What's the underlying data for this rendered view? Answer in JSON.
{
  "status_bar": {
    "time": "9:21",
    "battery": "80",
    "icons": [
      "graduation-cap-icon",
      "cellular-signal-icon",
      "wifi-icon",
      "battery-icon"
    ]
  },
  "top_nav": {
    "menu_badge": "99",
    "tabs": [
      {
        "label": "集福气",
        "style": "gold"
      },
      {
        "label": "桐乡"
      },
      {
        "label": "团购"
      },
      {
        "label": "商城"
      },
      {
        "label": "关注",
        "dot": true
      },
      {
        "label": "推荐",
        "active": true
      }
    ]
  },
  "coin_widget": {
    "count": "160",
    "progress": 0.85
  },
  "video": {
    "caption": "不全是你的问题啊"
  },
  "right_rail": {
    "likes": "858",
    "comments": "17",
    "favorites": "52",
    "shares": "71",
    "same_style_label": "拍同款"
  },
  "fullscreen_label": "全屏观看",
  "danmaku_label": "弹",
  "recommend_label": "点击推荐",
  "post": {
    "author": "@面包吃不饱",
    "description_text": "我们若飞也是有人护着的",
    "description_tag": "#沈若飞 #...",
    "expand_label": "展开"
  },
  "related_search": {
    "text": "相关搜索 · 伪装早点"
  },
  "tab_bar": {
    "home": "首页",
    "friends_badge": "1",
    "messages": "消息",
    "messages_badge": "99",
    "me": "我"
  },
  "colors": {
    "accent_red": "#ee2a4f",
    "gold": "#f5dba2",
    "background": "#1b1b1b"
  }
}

* * *

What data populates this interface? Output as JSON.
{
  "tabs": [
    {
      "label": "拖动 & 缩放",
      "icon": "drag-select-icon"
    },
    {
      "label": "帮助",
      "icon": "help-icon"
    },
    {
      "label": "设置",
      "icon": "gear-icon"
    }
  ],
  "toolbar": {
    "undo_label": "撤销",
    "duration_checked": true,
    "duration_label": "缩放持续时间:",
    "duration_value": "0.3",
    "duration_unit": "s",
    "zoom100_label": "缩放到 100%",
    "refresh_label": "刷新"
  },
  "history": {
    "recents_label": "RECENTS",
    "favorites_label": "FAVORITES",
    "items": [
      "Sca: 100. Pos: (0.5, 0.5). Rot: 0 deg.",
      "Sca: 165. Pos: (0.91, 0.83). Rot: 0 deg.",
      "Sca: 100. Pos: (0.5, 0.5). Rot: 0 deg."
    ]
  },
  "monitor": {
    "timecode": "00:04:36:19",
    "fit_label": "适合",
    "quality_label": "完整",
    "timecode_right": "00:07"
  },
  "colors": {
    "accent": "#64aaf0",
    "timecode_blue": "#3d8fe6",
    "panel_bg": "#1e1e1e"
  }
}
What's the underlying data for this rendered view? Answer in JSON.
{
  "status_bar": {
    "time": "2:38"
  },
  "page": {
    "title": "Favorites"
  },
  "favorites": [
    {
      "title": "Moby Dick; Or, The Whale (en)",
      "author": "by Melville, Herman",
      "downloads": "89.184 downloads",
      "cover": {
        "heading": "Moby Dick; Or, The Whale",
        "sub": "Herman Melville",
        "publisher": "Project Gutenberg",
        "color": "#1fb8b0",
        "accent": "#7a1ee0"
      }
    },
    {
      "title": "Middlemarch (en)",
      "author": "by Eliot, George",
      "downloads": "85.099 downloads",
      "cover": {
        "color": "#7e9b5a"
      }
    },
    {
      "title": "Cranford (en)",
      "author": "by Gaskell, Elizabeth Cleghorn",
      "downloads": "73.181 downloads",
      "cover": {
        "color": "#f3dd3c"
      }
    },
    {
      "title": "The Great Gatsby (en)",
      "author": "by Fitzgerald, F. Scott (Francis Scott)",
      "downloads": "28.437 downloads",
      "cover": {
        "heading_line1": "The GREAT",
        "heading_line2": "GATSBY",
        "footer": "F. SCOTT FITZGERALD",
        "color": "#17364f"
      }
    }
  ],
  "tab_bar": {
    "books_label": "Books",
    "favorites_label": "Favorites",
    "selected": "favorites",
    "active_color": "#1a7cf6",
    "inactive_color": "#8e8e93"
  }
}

* * *

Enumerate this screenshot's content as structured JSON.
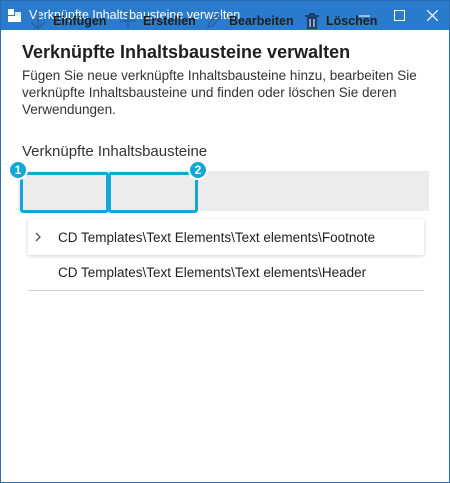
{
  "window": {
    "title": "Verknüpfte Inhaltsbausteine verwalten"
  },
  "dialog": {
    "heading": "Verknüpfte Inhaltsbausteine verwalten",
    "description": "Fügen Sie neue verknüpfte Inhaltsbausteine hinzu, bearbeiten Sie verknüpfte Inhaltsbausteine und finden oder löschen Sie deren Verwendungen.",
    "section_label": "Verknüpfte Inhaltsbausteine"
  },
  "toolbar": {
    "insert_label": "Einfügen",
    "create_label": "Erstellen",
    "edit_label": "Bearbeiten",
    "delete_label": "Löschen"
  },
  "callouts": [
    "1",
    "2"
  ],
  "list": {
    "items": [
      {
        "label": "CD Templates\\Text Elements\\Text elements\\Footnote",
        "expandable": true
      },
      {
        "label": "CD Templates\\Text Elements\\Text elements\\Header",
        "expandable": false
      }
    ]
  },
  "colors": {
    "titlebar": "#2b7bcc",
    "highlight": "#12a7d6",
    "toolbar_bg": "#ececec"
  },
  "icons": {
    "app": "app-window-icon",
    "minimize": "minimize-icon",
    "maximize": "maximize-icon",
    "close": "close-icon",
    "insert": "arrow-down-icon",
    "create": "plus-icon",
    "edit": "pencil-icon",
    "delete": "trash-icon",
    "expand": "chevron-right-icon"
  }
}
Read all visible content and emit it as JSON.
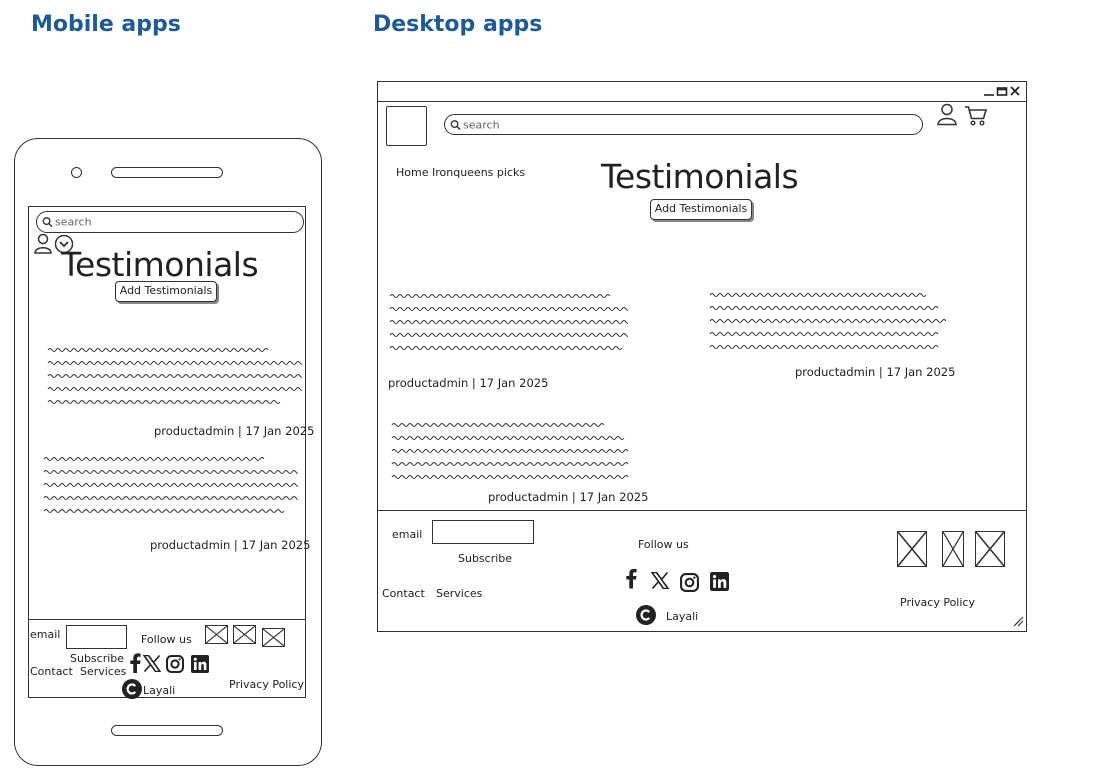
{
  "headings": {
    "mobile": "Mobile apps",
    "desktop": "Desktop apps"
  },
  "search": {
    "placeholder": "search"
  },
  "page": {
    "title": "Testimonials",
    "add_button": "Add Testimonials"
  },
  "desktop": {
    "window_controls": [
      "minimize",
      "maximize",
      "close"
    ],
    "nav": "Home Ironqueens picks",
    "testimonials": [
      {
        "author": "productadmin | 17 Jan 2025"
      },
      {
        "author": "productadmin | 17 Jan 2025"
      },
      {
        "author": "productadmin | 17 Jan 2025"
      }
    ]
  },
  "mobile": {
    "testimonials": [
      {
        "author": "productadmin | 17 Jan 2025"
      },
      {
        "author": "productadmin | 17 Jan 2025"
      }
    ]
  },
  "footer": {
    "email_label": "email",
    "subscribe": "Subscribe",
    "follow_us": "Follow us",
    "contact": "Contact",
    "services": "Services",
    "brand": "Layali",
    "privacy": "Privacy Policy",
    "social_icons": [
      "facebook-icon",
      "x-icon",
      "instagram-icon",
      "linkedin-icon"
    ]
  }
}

# [SHORT TASK]
From the listing above, return each line with the word "Melville".

# [RESULT]
      "author": "by Melville, Herman",
        "sub": "Herman Melville",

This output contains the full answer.